■ EXERCISE DATA
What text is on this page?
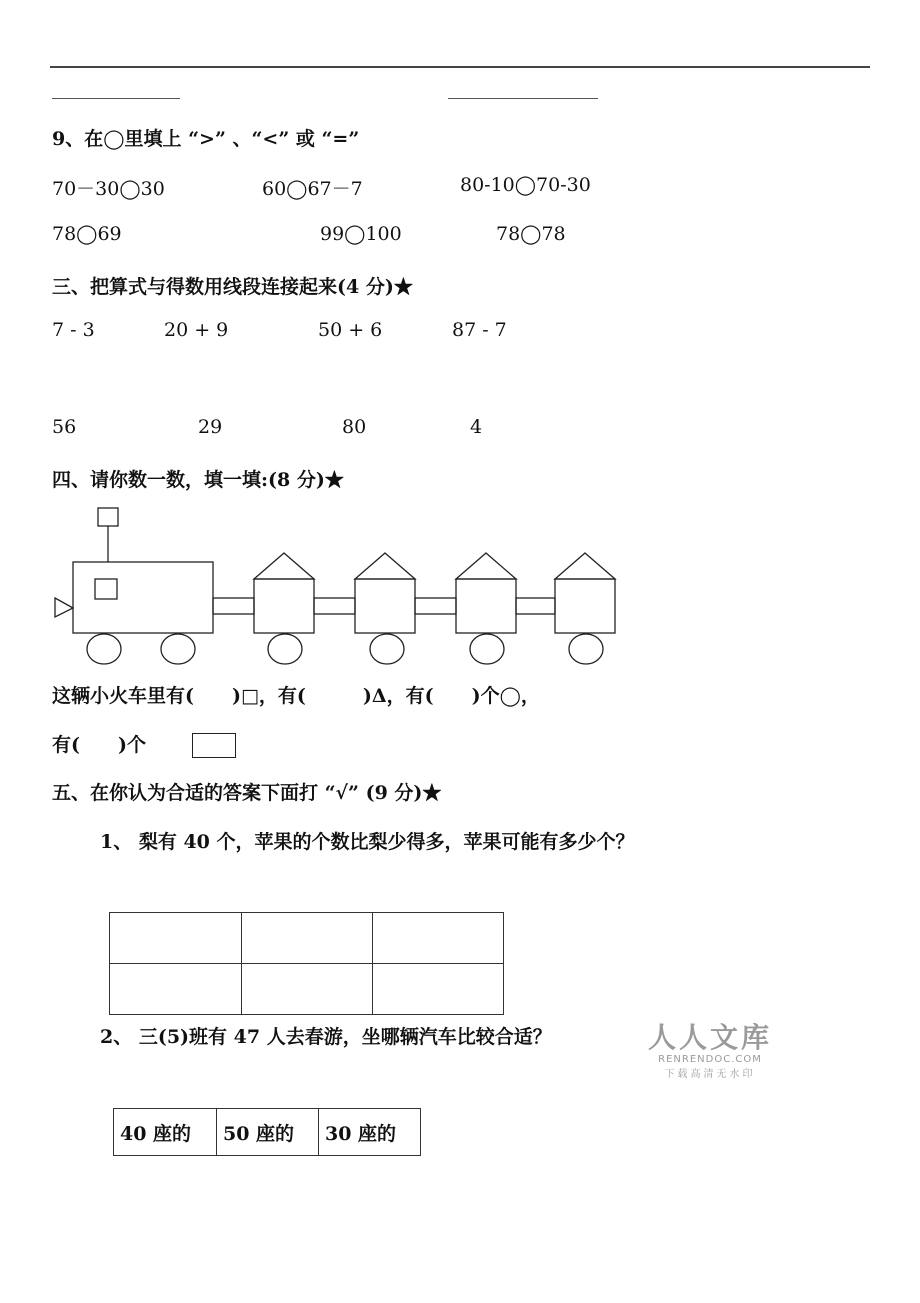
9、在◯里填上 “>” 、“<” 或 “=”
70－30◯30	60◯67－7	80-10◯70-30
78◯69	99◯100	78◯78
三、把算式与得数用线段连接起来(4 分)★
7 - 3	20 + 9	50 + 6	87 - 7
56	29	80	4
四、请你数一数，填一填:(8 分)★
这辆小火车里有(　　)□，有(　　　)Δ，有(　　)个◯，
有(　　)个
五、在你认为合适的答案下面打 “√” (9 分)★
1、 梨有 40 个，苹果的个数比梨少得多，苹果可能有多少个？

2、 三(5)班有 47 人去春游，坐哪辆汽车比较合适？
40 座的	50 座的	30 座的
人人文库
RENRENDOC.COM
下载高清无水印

■ WRITTEN TASK
Omit every image. Quote each record exactly.

■ RESULT FOR THIS TASK
What text is on this page?
9、在◯里填上 “>” 、“<” 或 “=”
70－30◯30	60◯67－7	80-10◯70-30
78◯69	99◯100	78◯78
三、把算式与得数用线段连接起来(4 分)★
7 - 3	20 + 9	50 + 6	87 - 7
56	29	80	4
四、请你数一数，填一填:(8 分)★
这辆小火车里有(　　)□，有(　　　)Δ，有(　　)个◯，
有(　　)个
五、在你认为合适的答案下面打 “√” (9 分)★
1、 梨有 40 个，苹果的个数比梨少得多，苹果可能有多少个？

2、 三(5)班有 47 人去春游，坐哪辆汽车比较合适？
40 座的	50 座的	30 座的
人人文库
RENRENDOC.COM
下载高清无水印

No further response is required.